As Jon and Patrick mention, that's not an error, it's what happens when you print the __repr__ of a generator expression.

So you just need to "splat" that generator. :)

print(*(i**2 for i in range(int(input()))), sep='\n')

demo output

10
0
1
4
9
16
25
36
49
64
81

In that demo I entered 10 at the input prompt.


In the comments I wondered how the speed of i * i compares to i ** 2. On my old 2GHz 32 bit single core machine, running Python 3.6.0, i * i is around 3 or 4 times faster than i ** 2. Here's some timeit code.

from timeit import Timer

commands = {'mul' : 'num * num', 'pow' : 'num ** 2'}

def time_test(num, loops, reps):
    timings = []
    setup = 'num = {}'.format(num) 
    for name, cmd in commands.items():
        result = Timer(cmd, setup).repeat(reps, loops)
        result.sort()

> [DATA RECORDS]
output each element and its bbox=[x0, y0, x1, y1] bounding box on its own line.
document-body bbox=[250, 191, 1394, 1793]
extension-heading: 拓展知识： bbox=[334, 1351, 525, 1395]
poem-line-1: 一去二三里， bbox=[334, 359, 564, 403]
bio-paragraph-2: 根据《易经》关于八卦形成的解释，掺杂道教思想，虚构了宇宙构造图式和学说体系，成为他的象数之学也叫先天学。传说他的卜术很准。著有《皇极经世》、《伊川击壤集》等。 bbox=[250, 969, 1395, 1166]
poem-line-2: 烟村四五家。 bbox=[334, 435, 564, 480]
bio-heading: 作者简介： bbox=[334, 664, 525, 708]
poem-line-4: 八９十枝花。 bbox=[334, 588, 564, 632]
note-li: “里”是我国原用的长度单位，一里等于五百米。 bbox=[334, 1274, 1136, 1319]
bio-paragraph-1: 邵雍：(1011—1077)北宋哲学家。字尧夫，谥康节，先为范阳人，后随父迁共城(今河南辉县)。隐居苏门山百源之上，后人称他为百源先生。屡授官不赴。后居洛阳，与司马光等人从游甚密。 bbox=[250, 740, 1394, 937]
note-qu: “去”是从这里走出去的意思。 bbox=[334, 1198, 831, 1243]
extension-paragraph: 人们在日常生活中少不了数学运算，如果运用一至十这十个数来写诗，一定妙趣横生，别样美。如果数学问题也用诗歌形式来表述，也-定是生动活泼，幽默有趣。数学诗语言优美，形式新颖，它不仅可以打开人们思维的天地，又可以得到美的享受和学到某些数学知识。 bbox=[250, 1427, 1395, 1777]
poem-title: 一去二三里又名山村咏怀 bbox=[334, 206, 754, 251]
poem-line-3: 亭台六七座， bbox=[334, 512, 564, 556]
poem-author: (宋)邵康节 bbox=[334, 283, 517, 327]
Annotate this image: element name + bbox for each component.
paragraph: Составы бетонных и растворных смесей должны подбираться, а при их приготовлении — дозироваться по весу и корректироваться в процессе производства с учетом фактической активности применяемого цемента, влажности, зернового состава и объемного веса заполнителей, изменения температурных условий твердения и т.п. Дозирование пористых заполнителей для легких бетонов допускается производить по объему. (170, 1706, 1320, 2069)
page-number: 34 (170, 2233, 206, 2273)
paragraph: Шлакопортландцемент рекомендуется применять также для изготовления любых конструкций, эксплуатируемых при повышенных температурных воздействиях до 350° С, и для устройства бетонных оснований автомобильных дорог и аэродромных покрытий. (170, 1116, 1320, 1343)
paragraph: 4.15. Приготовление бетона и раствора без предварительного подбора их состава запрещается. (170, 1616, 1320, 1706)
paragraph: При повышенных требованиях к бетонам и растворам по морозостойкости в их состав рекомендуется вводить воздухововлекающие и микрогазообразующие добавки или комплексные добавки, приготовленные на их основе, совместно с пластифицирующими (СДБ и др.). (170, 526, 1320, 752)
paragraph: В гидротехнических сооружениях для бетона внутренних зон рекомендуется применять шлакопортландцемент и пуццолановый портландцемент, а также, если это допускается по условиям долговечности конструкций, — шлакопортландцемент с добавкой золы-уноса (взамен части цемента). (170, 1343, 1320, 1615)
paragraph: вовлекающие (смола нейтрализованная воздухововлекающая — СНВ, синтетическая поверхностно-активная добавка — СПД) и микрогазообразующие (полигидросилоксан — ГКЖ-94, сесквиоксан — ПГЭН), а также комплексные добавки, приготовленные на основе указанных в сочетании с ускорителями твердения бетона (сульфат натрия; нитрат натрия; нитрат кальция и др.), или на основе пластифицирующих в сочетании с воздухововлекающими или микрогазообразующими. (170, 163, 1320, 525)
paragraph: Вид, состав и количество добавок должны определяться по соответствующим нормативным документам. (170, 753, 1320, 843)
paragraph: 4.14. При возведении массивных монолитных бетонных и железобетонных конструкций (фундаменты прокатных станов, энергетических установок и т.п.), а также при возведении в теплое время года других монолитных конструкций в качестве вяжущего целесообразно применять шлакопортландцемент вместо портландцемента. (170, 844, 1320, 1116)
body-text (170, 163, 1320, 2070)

> [TASKS TO PERFORM]
1. From the passage on generator expressions, copy out everything from "As Jon and Patrick" down to "that generator. :)".
2. Answer these questions using the passage on generator expressions:
(a) What number was entered at the input prompt in the demo?
(b) What Python version was running on the machine used for the speed comparison?
(c) Roughly how many times faster than i ** 2 was i * i on that machine?

> [LIST OF ANSWERS]
1.
As Jon and Patrick mention, that's not an error, it's what happens when you print the __repr__ of a generator expression.

So you just need to "splat" that generator. :)

2.
(a) 10
(b) Python 3.6.0
(c) Around 3 or 4 times faster